[Problem requirements] Your task is to repeat all of the material exactly.

[Data supplied]
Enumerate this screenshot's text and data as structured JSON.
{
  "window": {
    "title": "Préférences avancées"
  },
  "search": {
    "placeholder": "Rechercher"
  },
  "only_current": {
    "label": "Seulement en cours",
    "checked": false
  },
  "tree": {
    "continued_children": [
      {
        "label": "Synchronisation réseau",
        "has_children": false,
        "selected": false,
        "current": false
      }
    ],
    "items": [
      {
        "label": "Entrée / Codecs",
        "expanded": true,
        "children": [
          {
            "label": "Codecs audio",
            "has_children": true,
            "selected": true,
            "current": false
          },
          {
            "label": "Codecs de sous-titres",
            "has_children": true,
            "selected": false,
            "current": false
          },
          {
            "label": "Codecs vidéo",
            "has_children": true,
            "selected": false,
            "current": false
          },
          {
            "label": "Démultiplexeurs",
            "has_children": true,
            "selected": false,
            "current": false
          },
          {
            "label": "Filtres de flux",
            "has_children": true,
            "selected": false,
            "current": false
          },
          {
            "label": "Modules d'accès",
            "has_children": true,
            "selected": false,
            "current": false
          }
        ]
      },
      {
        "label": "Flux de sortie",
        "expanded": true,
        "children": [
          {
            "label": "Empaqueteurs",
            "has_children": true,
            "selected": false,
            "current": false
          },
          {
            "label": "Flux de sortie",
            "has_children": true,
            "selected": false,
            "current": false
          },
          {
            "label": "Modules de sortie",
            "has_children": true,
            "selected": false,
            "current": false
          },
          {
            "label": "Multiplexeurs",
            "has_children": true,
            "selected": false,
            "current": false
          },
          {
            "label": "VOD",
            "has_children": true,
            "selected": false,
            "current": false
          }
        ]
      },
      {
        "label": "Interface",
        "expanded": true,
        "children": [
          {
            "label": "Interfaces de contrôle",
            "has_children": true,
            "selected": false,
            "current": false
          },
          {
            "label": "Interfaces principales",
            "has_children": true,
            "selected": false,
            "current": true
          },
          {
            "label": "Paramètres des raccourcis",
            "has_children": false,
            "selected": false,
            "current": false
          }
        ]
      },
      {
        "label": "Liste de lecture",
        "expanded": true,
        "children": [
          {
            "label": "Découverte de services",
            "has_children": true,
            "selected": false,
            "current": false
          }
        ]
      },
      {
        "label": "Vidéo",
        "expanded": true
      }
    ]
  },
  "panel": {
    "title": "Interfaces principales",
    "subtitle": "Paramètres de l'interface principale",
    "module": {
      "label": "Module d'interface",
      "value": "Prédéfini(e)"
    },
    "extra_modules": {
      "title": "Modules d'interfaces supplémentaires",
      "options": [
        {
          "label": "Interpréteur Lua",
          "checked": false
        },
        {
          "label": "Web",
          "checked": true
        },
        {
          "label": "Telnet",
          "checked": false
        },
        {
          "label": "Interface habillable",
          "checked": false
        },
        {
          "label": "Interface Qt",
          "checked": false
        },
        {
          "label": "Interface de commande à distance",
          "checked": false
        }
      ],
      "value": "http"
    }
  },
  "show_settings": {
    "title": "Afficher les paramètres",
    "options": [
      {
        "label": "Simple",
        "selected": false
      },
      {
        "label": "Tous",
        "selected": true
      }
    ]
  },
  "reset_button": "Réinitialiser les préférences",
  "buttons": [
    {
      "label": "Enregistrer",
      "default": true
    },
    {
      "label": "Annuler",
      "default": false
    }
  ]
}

[Full output]
Enumerate this screenshot's text and data as structured JSON.
{
  "window": {
    "title": "Préférences avancées"
  },
  "search": {
    "placeholder": "Rechercher"
  },
  "only_current": {
    "label": "Seulement en cours",
    "checked": false
  },
  "tree": {
    "continued_children": [
      {
        "label": "Synchronisation réseau",
        "has_children": false,
        "selected": false,
        "current": false
      }
    ],
    "items": [
      {
        "label": "Entrée / Codecs",
        "expanded": true,
        "children": [
          {
            "label": "Codecs audio",
            "has_children": true,
            "selected": true,
            "current": false
          },
          {
            "label": "Codecs de sous-titres",
            "has_children": true,
            "selected": false,
            "current": false
          },
          {
            "label": "Codecs vidéo",
            "has_children": true,
            "selected": false,
            "current": false
          },
          {
            "label": "Démultiplexeurs",
            "has_children": true,
            "selected": false,
            "current": false
          },
          {
            "label": "Filtres de flux",
            "has_children": true,
            "selected": false,
            "current": false
          },
          {
            "label": "Modules d'accès",
            "has_children": true,
            "selected": false,
            "current": false
          }
        ]
      },
      {
        "label": "Flux de sortie",
        "expanded": true,
        "children": [
          {
            "label": "Empaqueteurs",
            "has_children": true,
            "selected": false,
            "current": false
          },
          {
            "label": "Flux de sortie",
            "has_children": true,
            "selected": false,
            "current": false
          },
          {
            "label": "Modules de sortie",
            "has_children": true,
            "selected": false,
            "current": false
          },
          {
            "label": "Multiplexeurs",
            "has_children": true,
            "selected": false,
            "current": false
          },
          {
            "label": "VOD",
            "has_children": true,
            "selected": false,
            "current": false
          }
        ]
      },
      {
        "label": "Interface",
        "expanded": true,
        "children": [
          {
            "label": "Interfaces de contrôle",
            "has_children": true,
            "selected": false,
            "current": false
          },
          {
            "label": "Interfaces principales",
            "has_children": true,
            "selected": false,
            "current": true
          },
          {
            "label": "Paramètres des raccourcis",
            "has_children": false,
            "selected": false,
            "current": false
          }
        ]
      },
      {
        "label": "Liste de lecture",
        "expanded": true,
        "children": [
          {
            "label": "Découverte de services",
            "has_children": true,
            "selected": false,
            "current": false
          }
        ]
      },
      {
        "label": "Vidéo",
        "expanded": true
      }
    ]
  },
  "panel": {
    "title": "Interfaces principales",
    "subtitle": "Paramètres de l'interface principale",
    "module": {
      "label": "Module d'interface",
      "value": "Prédéfini(e)"
    },
    "extra_modules": {
      "title": "Modules d'interfaces supplémentaires",
      "options": [
        {
          "label": "Interpréteur Lua",
          "checked": false
        },
        {
          "label": "Web",
          "checked": true
        },
        {
          "label": "Telnet",
          "checked": false
        },
        {
          "label": "Interface habillable",
          "checked": false
        },
        {
          "label": "Interface Qt",
          "checked": false
        },
        {
          "label": "Interface de commande à distance",
          "checked": false
        }
      ],
      "value": "http"
    }
  },
  "show_settings": {
    "title": "Afficher les paramètres",
    "options": [
      {
        "label": "Simple",
        "selected": false
      },
      {
        "label": "Tous",
        "selected": true
      }
    ]
  },
  "reset_button": "Réinitialiser les préférences",
  "buttons": [
    {
      "label": "Enregistrer",
      "default": true
    },
    {
      "label": "Annuler",
      "default": false
    }
  ]
}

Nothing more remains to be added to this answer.